- [WRITTEN REQUEST] Please transcribe the data below exactly. Leave the pictures out.

===== RECORDS SHOWN

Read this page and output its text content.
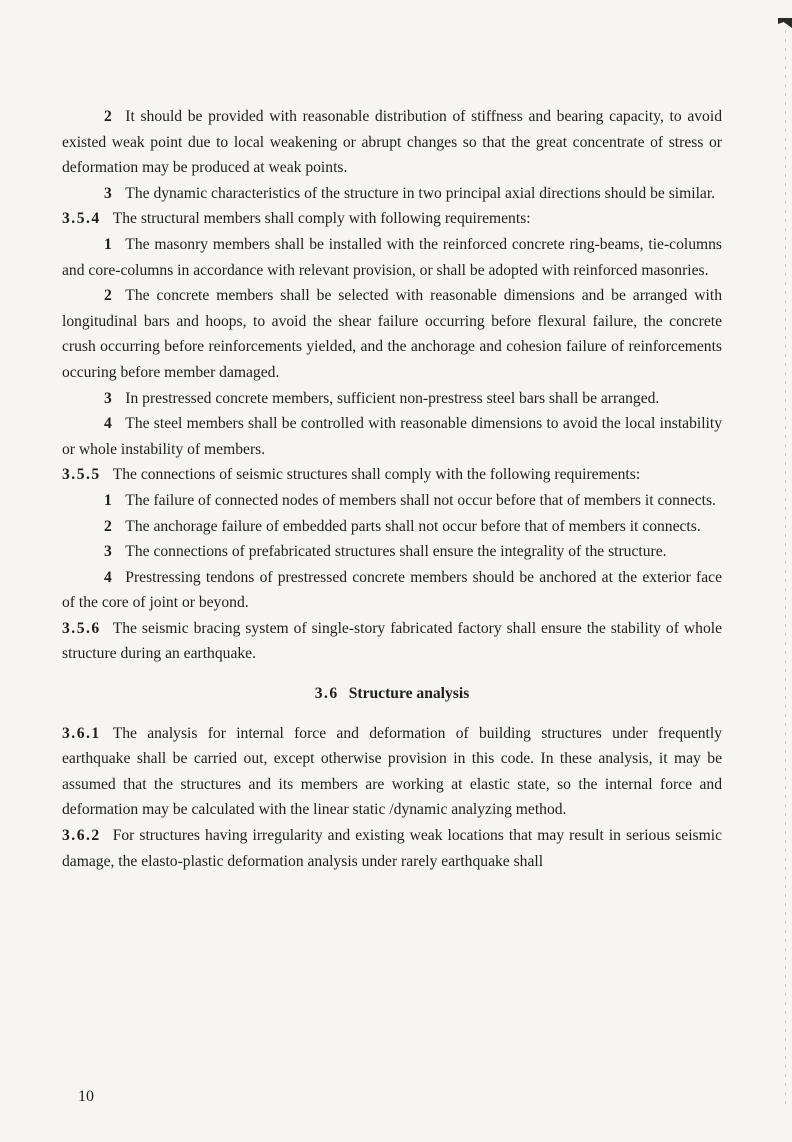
2 It should be provided with reasonable distribution of stiffness and bearing capacity, to avoid existed weak point due to local weakening or abrupt changes so that the great concentrate of stress or deformation may be produced at weak points.

3 The dynamic characteristics of the structure in two principal axial directions should be similar.

3.5.4 The structural members shall comply with following requirements:

1 The masonry members shall be installed with the reinforced concrete ring-beams, tie-columns and core-columns in accordance with relevant provision, or shall be adopted with reinforced masonries.

2 The concrete members shall be selected with reasonable dimensions and be arranged with longitudinal bars and hoops, to avoid the shear failure occurring before flexural failure, the concrete crush occurring before reinforcements yielded, and the anchorage and cohesion failure of reinforcements occuring before member damaged.

3 In prestressed concrete members, sufficient non-prestress steel bars shall be arranged.

4 The steel members shall be controlled with reasonable dimensions to avoid the local instability or whole instability of members.

3.5.5 The connections of seismic structures shall comply with the following requirements:

1 The failure of connected nodes of members shall not occur before that of members it connects.

2 The anchorage failure of embedded parts shall not occur before that of members it connects.

3 The connections of prefabricated structures shall ensure the integrality of the structure.

4 Prestressing tendons of prestressed concrete members should be anchored at the exterior face of the core of joint or beyond.

3.5.6 The seismic bracing system of single-story fabricated factory shall ensure the stability of whole structure during an earthquake.

3.6 Structure analysis

3.6.1 The analysis for internal force and deformation of building structures under frequently earthquake shall be carried out, except otherwise provision in this code. In these analysis, it may be assumed that the structures and its members are working at elastic state, so the internal force and deformation may be calculated with the linear static /dynamic analyzing method.

3.6.2 For structures having irregularity and existing weak locations that may result in serious seismic damage, the elasto-plastic deformation analysis under rarely earthquake shall

10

==========

- [THE OUTPUT]
Read this page and output its text content.
2 It should be provided with reasonable distribution of stiffness and bearing capacity, to avoid existed weak point due to local weakening or abrupt changes so that the great concentrate of stress or deformation may be produced at weak points.

3 The dynamic characteristics of the structure in two principal axial directions should be similar.

3.5.4 The structural members shall comply with following requirements:

1 The masonry members shall be installed with the reinforced concrete ring-beams, tie-columns and core-columns in accordance with relevant provision, or shall be adopted with reinforced masonries.

2 The concrete members shall be selected with reasonable dimensions and be arranged with longitudinal bars and hoops, to avoid the shear failure occurring before flexural failure, the concrete crush occurring before reinforcements yielded, and the anchorage and cohesion failure of reinforcements occuring before member damaged.

3 In prestressed concrete members, sufficient non-prestress steel bars shall be arranged.

4 The steel members shall be controlled with reasonable dimensions to avoid the local instability or whole instability of members.

3.5.5 The connections of seismic structures shall comply with the following requirements:

1 The failure of connected nodes of members shall not occur before that of members it connects.

2 The anchorage failure of embedded parts shall not occur before that of members it connects.

3 The connections of prefabricated structures shall ensure the integrality of the structure.

4 Prestressing tendons of prestressed concrete members should be anchored at the exterior face of the core of joint or beyond.

3.5.6 The seismic bracing system of single-story fabricated factory shall ensure the stability of whole structure during an earthquake.

3.6 Structure analysis

3.6.1 The analysis for internal force and deformation of building structures under frequently earthquake shall be carried out, except otherwise provision in this code. In these analysis, it may be assumed that the structures and its members are working at elastic state, so the internal force and deformation may be calculated with the linear static /dynamic analyzing method.

3.6.2 For structures having irregularity and existing weak locations that may result in serious seismic damage, the elasto-plastic deformation analysis under rarely earthquake shall

10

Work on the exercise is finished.